-- START RECORDED INFORMATION --

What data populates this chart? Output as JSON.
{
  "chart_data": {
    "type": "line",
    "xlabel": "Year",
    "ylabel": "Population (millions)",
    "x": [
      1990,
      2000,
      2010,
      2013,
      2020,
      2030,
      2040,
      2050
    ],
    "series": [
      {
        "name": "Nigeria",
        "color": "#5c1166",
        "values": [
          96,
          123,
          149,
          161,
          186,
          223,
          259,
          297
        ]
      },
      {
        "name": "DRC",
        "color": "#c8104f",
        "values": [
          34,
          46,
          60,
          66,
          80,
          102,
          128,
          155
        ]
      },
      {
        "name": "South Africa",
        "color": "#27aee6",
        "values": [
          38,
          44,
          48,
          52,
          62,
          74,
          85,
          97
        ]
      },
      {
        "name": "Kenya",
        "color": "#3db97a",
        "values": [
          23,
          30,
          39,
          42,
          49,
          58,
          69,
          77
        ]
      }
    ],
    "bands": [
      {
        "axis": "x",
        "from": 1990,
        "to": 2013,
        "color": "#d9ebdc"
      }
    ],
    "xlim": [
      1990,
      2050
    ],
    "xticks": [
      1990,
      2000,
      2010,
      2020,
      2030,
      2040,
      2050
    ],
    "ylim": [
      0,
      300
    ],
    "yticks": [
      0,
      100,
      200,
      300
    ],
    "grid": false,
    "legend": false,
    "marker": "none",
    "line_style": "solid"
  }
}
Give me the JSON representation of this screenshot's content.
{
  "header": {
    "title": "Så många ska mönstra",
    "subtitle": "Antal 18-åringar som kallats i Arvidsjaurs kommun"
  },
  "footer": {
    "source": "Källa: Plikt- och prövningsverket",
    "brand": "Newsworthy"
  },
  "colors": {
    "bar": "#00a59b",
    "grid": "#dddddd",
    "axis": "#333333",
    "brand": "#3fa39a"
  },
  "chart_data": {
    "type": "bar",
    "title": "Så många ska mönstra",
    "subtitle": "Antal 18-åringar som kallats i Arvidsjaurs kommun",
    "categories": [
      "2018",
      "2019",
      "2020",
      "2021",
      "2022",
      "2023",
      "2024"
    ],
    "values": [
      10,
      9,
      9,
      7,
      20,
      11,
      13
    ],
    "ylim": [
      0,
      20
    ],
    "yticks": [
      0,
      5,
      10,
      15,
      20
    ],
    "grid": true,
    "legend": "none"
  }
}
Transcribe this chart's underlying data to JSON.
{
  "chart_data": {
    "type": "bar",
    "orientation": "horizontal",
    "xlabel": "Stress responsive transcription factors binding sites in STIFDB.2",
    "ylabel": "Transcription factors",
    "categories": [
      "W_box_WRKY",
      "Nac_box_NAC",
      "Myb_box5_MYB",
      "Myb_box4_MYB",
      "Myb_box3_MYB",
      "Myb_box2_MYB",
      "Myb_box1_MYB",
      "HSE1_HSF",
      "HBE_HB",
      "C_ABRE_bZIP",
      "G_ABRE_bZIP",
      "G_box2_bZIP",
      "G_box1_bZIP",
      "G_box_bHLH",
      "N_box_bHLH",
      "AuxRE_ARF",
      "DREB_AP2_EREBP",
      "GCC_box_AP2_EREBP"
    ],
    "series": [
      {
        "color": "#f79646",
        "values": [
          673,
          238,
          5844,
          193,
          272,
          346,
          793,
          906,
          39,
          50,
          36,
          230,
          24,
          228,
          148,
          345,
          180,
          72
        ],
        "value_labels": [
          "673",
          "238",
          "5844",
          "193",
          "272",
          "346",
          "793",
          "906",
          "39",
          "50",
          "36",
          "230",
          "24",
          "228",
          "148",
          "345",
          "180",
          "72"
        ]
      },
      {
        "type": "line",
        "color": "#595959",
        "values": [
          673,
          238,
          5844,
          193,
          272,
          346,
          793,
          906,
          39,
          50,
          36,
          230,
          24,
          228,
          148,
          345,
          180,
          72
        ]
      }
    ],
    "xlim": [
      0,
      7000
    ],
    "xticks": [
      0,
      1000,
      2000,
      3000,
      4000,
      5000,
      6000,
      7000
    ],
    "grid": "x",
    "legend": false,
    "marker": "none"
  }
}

-- END RECORDED INFORMATION --

> _YOUR GOAL_: Check each line of the records above for "kallats", and copy those that have it.

> _WRITTEN ANSWER_:
    "subtitle": "Antal 18-åringar som kallats i Arvidsjaurs kommun"
    "subtitle": "Antal 18-åringar som kallats i Arvidsjaurs kommun",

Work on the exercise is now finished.